**TASK BRIEF:**
Each entry below is to be printed verbatim.

**RECORDS PROVIDED:**

● ● ● ● ● ● ●

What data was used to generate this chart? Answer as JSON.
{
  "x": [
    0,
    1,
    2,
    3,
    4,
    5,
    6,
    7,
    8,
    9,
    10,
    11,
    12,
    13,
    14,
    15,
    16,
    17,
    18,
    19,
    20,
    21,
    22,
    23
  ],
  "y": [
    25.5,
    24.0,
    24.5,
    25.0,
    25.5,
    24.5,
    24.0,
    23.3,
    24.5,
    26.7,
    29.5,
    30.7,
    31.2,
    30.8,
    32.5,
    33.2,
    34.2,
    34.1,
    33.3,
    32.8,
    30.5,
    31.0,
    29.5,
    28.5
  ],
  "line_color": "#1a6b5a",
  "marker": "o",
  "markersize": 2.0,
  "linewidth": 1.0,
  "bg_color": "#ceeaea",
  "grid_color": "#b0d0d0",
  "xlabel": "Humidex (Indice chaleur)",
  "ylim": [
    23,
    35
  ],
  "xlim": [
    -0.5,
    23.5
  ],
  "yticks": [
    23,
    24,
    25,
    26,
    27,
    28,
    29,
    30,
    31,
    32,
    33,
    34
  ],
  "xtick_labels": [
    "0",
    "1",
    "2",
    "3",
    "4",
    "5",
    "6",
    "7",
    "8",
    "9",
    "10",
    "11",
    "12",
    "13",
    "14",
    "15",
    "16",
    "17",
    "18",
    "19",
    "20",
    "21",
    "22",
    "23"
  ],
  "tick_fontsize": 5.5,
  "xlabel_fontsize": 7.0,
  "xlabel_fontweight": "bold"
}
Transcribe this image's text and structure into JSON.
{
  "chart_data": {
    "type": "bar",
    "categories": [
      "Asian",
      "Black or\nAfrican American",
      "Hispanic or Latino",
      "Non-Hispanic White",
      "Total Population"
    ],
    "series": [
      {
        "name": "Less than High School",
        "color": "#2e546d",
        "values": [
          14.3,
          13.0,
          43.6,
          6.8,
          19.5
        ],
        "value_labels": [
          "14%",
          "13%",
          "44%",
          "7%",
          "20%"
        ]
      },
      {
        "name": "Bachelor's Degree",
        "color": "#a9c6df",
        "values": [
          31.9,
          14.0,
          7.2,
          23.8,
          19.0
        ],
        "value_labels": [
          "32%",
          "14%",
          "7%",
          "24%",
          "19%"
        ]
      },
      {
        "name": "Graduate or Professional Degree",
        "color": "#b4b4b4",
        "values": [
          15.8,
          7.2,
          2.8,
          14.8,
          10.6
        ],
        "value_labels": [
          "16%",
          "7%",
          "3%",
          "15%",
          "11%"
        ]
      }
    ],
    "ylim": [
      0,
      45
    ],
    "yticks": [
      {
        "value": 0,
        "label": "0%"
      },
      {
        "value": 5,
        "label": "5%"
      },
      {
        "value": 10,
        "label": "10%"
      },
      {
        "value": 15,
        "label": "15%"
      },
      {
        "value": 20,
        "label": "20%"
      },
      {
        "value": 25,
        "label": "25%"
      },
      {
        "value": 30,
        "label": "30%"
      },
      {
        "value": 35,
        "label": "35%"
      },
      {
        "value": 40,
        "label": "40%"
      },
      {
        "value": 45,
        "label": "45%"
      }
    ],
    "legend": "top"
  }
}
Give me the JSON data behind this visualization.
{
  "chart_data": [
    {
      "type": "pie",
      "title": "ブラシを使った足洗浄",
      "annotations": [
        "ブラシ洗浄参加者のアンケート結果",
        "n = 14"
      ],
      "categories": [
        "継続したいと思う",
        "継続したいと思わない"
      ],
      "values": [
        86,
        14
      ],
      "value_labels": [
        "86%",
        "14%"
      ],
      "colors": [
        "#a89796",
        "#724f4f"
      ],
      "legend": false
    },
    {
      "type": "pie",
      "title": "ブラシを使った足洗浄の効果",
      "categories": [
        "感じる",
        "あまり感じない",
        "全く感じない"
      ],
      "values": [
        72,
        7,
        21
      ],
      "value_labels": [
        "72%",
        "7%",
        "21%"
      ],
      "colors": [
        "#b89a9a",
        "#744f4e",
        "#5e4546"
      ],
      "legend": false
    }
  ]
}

● ● ● ● ● ● ●

**WRITTEN SOLUTION:**
What data was used to generate this chart? Answer as JSON.
{
  "x": [
    0,
    1,
    2,
    3,
    4,
    5,
    6,
    7,
    8,
    9,
    10,
    11,
    12,
    13,
    14,
    15,
    16,
    17,
    18,
    19,
    20,
    21,
    22,
    23
  ],
  "y": [
    25.5,
    24.0,
    24.5,
    25.0,
    25.5,
    24.5,
    24.0,
    23.3,
    24.5,
    26.7,
    29.5,
    30.7,
    31.2,
    30.8,
    32.5,
    33.2,
    34.2,
    34.1,
    33.3,
    32.8,
    30.5,
    31.0,
    29.5,
    28.5
  ],
  "line_color": "#1a6b5a",
  "marker": "o",
  "markersize": 2.0,
  "linewidth": 1.0,
  "bg_color": "#ceeaea",
  "grid_color": "#b0d0d0",
  "xlabel": "Humidex (Indice chaleur)",
  "ylim": [
    23,
    35
  ],
  "xlim": [
    -0.5,
    23.5
  ],
  "yticks": [
    23,
    24,
    25,
    26,
    27,
    28,
    29,
    30,
    31,
    32,
    33,
    34
  ],
  "xtick_labels": [
    "0",
    "1",
    "2",
    "3",
    "4",
    "5",
    "6",
    "7",
    "8",
    "9",
    "10",
    "11",
    "12",
    "13",
    "14",
    "15",
    "16",
    "17",
    "18",
    "19",
    "20",
    "21",
    "22",
    "23"
  ],
  "tick_fontsize": 5.5,
  "xlabel_fontsize": 7.0,
  "xlabel_fontweight": "bold"
}
Transcribe this image's text and structure into JSON.
{
  "chart_data": {
    "type": "bar",
    "categories": [
      "Asian",
      "Black or\nAfrican American",
      "Hispanic or Latino",
      "Non-Hispanic White",
      "Total Population"
    ],
    "series": [
      {
        "name": "Less than High School",
        "color": "#2e546d",
        "values": [
          14.3,
          13.0,
          43.6,
          6.8,
          19.5
        ],
        "value_labels": [
          "14%",
          "13%",
          "44%",
          "7%",
          "20%"
        ]
      },
      {
        "name": "Bachelor's Degree",
        "color": "#a9c6df",
        "values": [
          31.9,
          14.0,
          7.2,
          23.8,
          19.0
        ],
        "value_labels": [
          "32%",
          "14%",
          "7%",
          "24%",
          "19%"
        ]
      },
      {
        "name": "Graduate or Professional Degree",
        "color": "#b4b4b4",
        "values": [
          15.8,
          7.2,
          2.8,
          14.8,
          10.6
        ],
        "value_labels": [
          "16%",
          "7%",
          "3%",
          "15%",
          "11%"
        ]
      }
    ],
    "ylim": [
      0,
      45
    ],
    "yticks": [
      {
        "value": 0,
        "label": "0%"
      },
      {
        "value": 5,
        "label": "5%"
      },
      {
        "value": 10,
        "label": "10%"
      },
      {
        "value": 15,
        "label": "15%"
      },
      {
        "value": 20,
        "label": "20%"
      },
      {
        "value": 25,
        "label": "25%"
      },
      {
        "value": 30,
        "label": "30%"
      },
      {
        "value": 35,
        "label": "35%"
      },
      {
        "value": 40,
        "label": "40%"
      },
      {
        "value": 45,
        "label": "45%"
      }
    ],
    "legend": "top"
  }
}
Give me the JSON data behind this visualization.
{
  "chart_data": [
    {
      "type": "pie",
      "title": "ブラシを使った足洗浄",
      "annotations": [
        "ブラシ洗浄参加者のアンケート結果",
        "n = 14"
      ],
      "categories": [
        "継続したいと思う",
        "継続したいと思わない"
      ],
      "values": [
        86,
        14
      ],
      "value_labels": [
        "86%",
        "14%"
      ],
      "colors": [
        "#a89796",
        "#724f4f"
      ],
      "legend": false
    },
    {
      "type": "pie",
      "title": "ブラシを使った足洗浄の効果",
      "categories": [
        "感じる",
        "あまり感じない",
        "全く感じない"
      ],
      "values": [
        72,
        7,
        21
      ],
      "value_labels": [
        "72%",
        "7%",
        "21%"
      ],
      "colors": [
        "#b89a9a",
        "#744f4e",
        "#5e4546"
      ],
      "legend": false
    }
  ]
}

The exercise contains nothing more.